* _Given task_: Note each line where "chemical" appears, and copy it.

== Data entries

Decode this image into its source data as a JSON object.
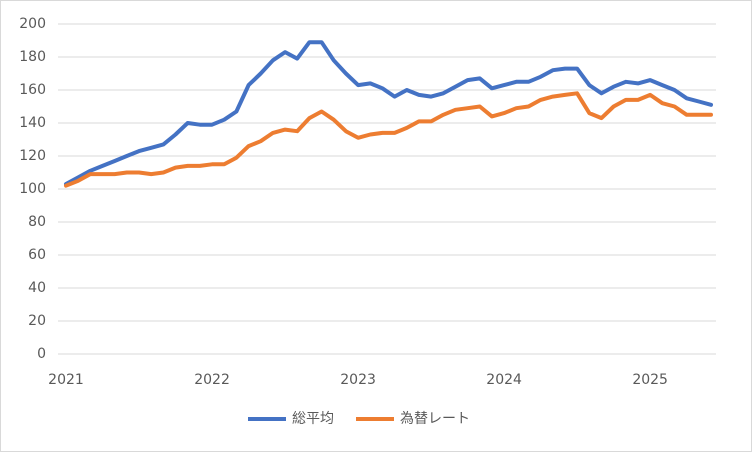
{
  "chart_data": {
    "type": "line",
    "categories": [
      "2021",
      null,
      null,
      null,
      null,
      null,
      null,
      null,
      null,
      null,
      null,
      null,
      "2022",
      null,
      null,
      null,
      null,
      null,
      null,
      null,
      null,
      null,
      null,
      null,
      "2023",
      null,
      null,
      null,
      null,
      null,
      null,
      null,
      null,
      null,
      null,
      null,
      "2024",
      null,
      null,
      null,
      null,
      null,
      null,
      null,
      null,
      null,
      null,
      null,
      "2025",
      null,
      null,
      null,
      null,
      null
    ],
    "series": [
      {
        "name": "総平均",
        "color": "#4472c4",
        "values": [
          103,
          107,
          111,
          114,
          117,
          120,
          123,
          125,
          127,
          133,
          140,
          139,
          139,
          142,
          147,
          163,
          170,
          178,
          183,
          179,
          189,
          189,
          178,
          170,
          163,
          164,
          161,
          156,
          160,
          157,
          156,
          158,
          162,
          166,
          167,
          161,
          163,
          165,
          165,
          168,
          172,
          173,
          173,
          163,
          158,
          162,
          165,
          164,
          166,
          163,
          160,
          155,
          153,
          151
        ]
      },
      {
        "name": "為替レート",
        "color": "#ed7d31",
        "values": [
          102,
          105,
          109,
          109,
          109,
          110,
          110,
          109,
          110,
          113,
          114,
          114,
          115,
          115,
          119,
          126,
          129,
          134,
          136,
          135,
          143,
          147,
          142,
          135,
          131,
          133,
          134,
          134,
          137,
          141,
          141,
          145,
          148,
          149,
          150,
          144,
          146,
          149,
          150,
          154,
          156,
          157,
          158,
          146,
          143,
          150,
          154,
          154,
          157,
          152,
          150,
          145,
          145,
          145
        ]
      }
    ],
    "ylim": [
      0,
      200
    ],
    "yticks": [
      0,
      20,
      40,
      60,
      80,
      100,
      120,
      140,
      160,
      180,
      200
    ],
    "grid": true,
    "legend": "bottom"
  }
}
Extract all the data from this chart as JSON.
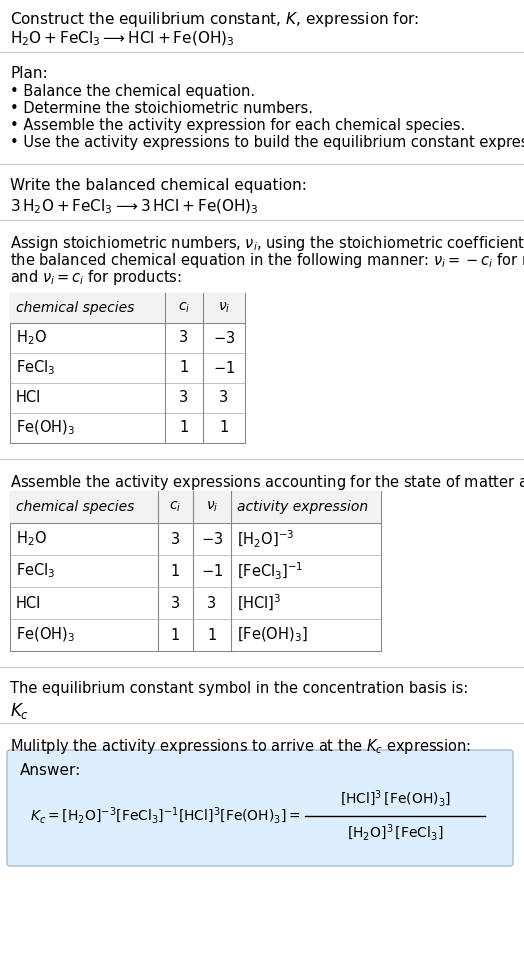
{
  "bg_color": "#ffffff",
  "sections": {
    "title1": "Construct the equilibrium constant, $K$, expression for:",
    "title2_parts": [
      "$\\mathrm{H_2O}$",
      " + ",
      "$\\mathrm{FeCl_3}$",
      " $\\longrightarrow$ ",
      "$\\mathrm{HCl}$",
      " + ",
      "$\\mathrm{Fe(OH)_3}$"
    ],
    "plan_header": "Plan:",
    "plan_items": [
      "• Balance the chemical equation.",
      "• Determine the stoichiometric numbers.",
      "• Assemble the activity expression for each chemical species.",
      "• Use the activity expressions to build the equilibrium constant expression."
    ],
    "balanced_header": "Write the balanced chemical equation:",
    "balanced_eq": "$3\\,\\mathrm{H_2O} + \\mathrm{FeCl_3} \\longrightarrow 3\\,\\mathrm{HCl} + \\mathrm{Fe(OH)_3}$",
    "assign_text": [
      "Assign stoichiometric numbers, $\\nu_i$, using the stoichiometric coefficients, $c_i$, from",
      "the balanced chemical equation in the following manner: $\\nu_i = -c_i$ for reactants",
      "and $\\nu_i = c_i$ for products:"
    ],
    "table1_headers": [
      "chemical species",
      "$c_i$",
      "$\\nu_i$"
    ],
    "table1_rows": [
      [
        "$\\mathrm{H_2O}$",
        "3",
        "$-3$"
      ],
      [
        "$\\mathrm{FeCl_3}$",
        "1",
        "$-1$"
      ],
      [
        "HCl",
        "3",
        "3"
      ],
      [
        "$\\mathrm{Fe(OH)_3}$",
        "1",
        "1"
      ]
    ],
    "assemble_text": "Assemble the activity expressions accounting for the state of matter and $\\nu_i$:",
    "table2_headers": [
      "chemical species",
      "$c_i$",
      "$\\nu_i$",
      "activity expression"
    ],
    "table2_rows": [
      [
        "$\\mathrm{H_2O}$",
        "3",
        "$-3$",
        "$[\\mathrm{H_2O}]^{-3}$"
      ],
      [
        "$\\mathrm{FeCl_3}$",
        "1",
        "$-1$",
        "$[\\mathrm{FeCl_3}]^{-1}$"
      ],
      [
        "HCl",
        "3",
        "3",
        "$[\\mathrm{HCl}]^3$"
      ],
      [
        "$\\mathrm{Fe(OH)_3}$",
        "1",
        "1",
        "$[\\mathrm{Fe(OH)_3}]$"
      ]
    ],
    "kc_text": "The equilibrium constant symbol in the concentration basis is:",
    "kc_symbol": "$K_c$",
    "multiply_text": "Mulitply the activity expressions to arrive at the $K_c$ expression:",
    "answer_label": "Answer:",
    "answer_bg": "#ddeeff",
    "answer_border": "#aabbcc"
  }
}
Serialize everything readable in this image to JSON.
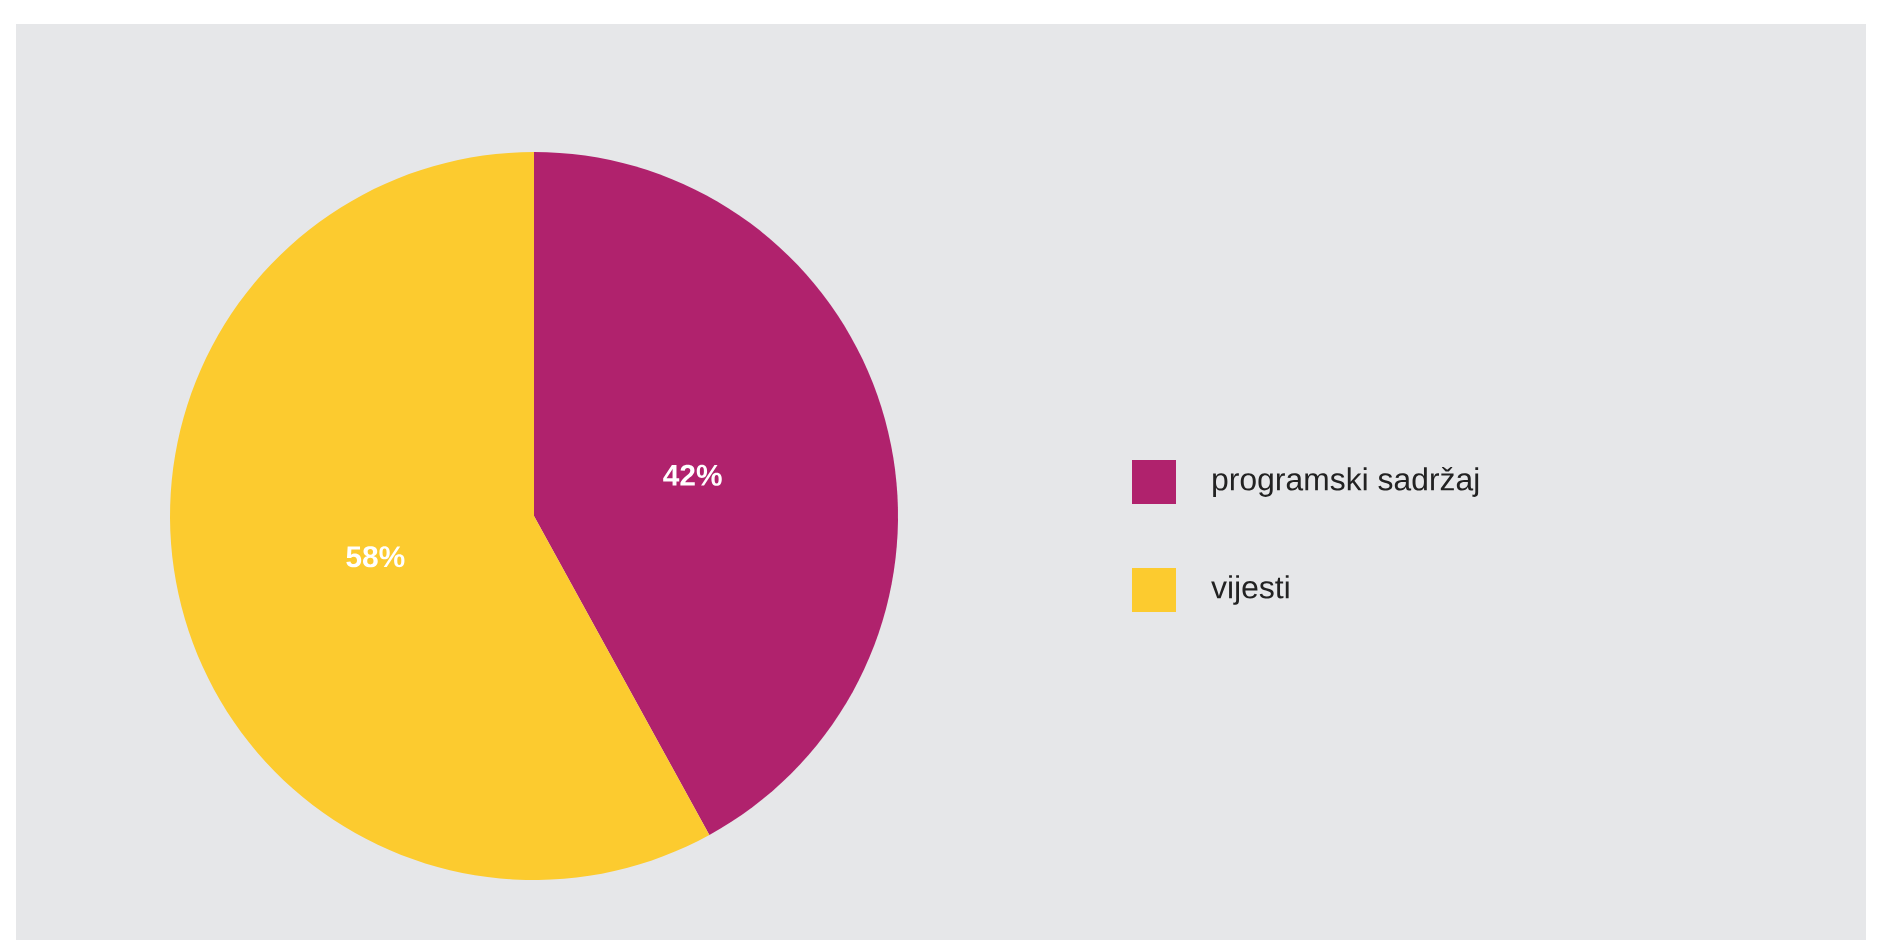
{
  "chart_data": {
    "type": "pie",
    "categories": [
      "programski sadržaj",
      "vijesti"
    ],
    "values": [
      42,
      58
    ],
    "colors": [
      "#b0226d",
      "#fccb2f"
    ],
    "value_labels": [
      "42%",
      "58%"
    ],
    "legend": "right"
  }
}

====

* _Reply_:
      "• Balance the chemical equation.",
      "• Assemble the activity expression for each chemical species.",
    "balanced_header": "Write the balanced chemical equation:",
      "the balanced chemical equation in the following manner: $\\nu_i = -c_i$ for reactants",
      "chemical species",
      "chemical species",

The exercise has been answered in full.